*GOAL OF THE EXERCISE*.
Give every entry again, word for word.

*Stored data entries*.
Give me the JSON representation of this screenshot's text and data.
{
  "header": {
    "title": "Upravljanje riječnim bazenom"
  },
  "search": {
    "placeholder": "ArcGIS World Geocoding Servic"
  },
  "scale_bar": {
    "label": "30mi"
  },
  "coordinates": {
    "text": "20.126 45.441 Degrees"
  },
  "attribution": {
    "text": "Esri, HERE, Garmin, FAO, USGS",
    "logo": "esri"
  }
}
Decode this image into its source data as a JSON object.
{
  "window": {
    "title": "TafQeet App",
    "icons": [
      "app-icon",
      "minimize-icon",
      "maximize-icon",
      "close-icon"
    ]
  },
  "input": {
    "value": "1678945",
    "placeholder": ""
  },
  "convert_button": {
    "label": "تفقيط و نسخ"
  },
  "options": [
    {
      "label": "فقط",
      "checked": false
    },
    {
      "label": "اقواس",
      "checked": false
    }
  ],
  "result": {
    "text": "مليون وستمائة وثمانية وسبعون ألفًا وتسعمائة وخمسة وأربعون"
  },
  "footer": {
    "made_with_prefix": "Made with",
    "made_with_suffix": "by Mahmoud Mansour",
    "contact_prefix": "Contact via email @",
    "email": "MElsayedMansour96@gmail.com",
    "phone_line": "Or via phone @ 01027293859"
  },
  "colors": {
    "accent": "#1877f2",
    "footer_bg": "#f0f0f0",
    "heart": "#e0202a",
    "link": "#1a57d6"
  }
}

*REPLY*.
Give me the JSON representation of this screenshot's text and data.
{
  "header": {
    "title": "Upravljanje riječnim bazenom"
  },
  "search": {
    "placeholder": "ArcGIS World Geocoding Servic"
  },
  "scale_bar": {
    "label": "30mi"
  },
  "coordinates": {
    "text": "20.126 45.441 Degrees"
  },
  "attribution": {
    "text": "Esri, HERE, Garmin, FAO, USGS",
    "logo": "esri"
  }
}
Decode this image into its source data as a JSON object.
{
  "window": {
    "title": "TafQeet App",
    "icons": [
      "app-icon",
      "minimize-icon",
      "maximize-icon",
      "close-icon"
    ]
  },
  "input": {
    "value": "1678945",
    "placeholder": ""
  },
  "convert_button": {
    "label": "تفقيط و نسخ"
  },
  "options": [
    {
      "label": "فقط",
      "checked": false
    },
    {
      "label": "اقواس",
      "checked": false
    }
  ],
  "result": {
    "text": "مليون وستمائة وثمانية وسبعون ألفًا وتسعمائة وخمسة وأربعون"
  },
  "footer": {
    "made_with_prefix": "Made with",
    "made_with_suffix": "by Mahmoud Mansour",
    "contact_prefix": "Contact via email @",
    "email": "MElsayedMansour96@gmail.com",
    "phone_line": "Or via phone @ 01027293859"
  },
  "colors": {
    "accent": "#1877f2",
    "footer_bg": "#f0f0f0",
    "heart": "#e0202a",
    "link": "#1a57d6"
  }
}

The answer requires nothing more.